◆ Directive
Give nothing except the number of lines containing the word "オークワアプリ限定".
** start of Provided records **
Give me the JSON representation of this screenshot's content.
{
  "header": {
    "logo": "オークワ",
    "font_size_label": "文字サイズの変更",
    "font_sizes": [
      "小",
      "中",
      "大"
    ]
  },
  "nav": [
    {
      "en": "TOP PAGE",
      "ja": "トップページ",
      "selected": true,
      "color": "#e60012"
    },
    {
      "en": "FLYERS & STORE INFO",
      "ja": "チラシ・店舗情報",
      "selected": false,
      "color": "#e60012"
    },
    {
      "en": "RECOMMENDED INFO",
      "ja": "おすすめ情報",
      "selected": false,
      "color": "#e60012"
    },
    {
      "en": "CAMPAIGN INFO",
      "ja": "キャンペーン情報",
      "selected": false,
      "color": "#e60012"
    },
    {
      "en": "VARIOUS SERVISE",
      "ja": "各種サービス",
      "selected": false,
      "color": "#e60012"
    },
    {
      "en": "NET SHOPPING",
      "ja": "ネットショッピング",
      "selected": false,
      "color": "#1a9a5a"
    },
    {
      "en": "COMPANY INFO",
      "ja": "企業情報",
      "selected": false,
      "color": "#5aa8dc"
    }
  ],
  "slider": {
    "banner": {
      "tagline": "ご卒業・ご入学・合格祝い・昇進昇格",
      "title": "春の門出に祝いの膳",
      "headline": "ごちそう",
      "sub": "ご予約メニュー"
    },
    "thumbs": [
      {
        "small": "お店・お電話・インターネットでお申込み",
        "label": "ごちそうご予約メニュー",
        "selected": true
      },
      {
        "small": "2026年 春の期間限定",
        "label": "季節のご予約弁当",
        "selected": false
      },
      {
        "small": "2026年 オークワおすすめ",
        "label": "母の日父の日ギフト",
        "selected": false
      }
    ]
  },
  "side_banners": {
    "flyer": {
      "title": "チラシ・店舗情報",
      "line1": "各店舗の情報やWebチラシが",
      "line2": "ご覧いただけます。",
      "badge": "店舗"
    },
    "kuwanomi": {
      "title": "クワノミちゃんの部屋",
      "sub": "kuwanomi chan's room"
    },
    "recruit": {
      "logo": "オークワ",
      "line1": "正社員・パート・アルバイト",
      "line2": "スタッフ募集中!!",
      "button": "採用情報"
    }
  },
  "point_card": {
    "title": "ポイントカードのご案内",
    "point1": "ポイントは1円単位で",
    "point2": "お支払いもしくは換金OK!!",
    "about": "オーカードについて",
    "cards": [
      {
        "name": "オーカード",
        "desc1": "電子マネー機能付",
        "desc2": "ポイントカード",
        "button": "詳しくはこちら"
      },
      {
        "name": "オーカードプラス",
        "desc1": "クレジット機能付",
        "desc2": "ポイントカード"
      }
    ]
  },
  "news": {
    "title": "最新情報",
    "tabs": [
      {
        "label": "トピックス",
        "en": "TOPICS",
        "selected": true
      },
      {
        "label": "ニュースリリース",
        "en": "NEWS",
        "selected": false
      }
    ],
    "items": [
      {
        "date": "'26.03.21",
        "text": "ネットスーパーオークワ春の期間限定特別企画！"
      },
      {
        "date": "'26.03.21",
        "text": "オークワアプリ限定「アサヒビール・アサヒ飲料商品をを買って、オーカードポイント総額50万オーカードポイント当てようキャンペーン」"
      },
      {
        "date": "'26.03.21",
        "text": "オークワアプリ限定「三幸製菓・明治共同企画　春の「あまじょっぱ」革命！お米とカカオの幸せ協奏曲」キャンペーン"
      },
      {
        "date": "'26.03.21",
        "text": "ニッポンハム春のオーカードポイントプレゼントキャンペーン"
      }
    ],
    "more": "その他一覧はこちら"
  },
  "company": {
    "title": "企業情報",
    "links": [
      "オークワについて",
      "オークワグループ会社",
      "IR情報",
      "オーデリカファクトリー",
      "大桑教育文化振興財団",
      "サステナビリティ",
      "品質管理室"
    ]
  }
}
** end of Provided records **
◆ Exercise response
2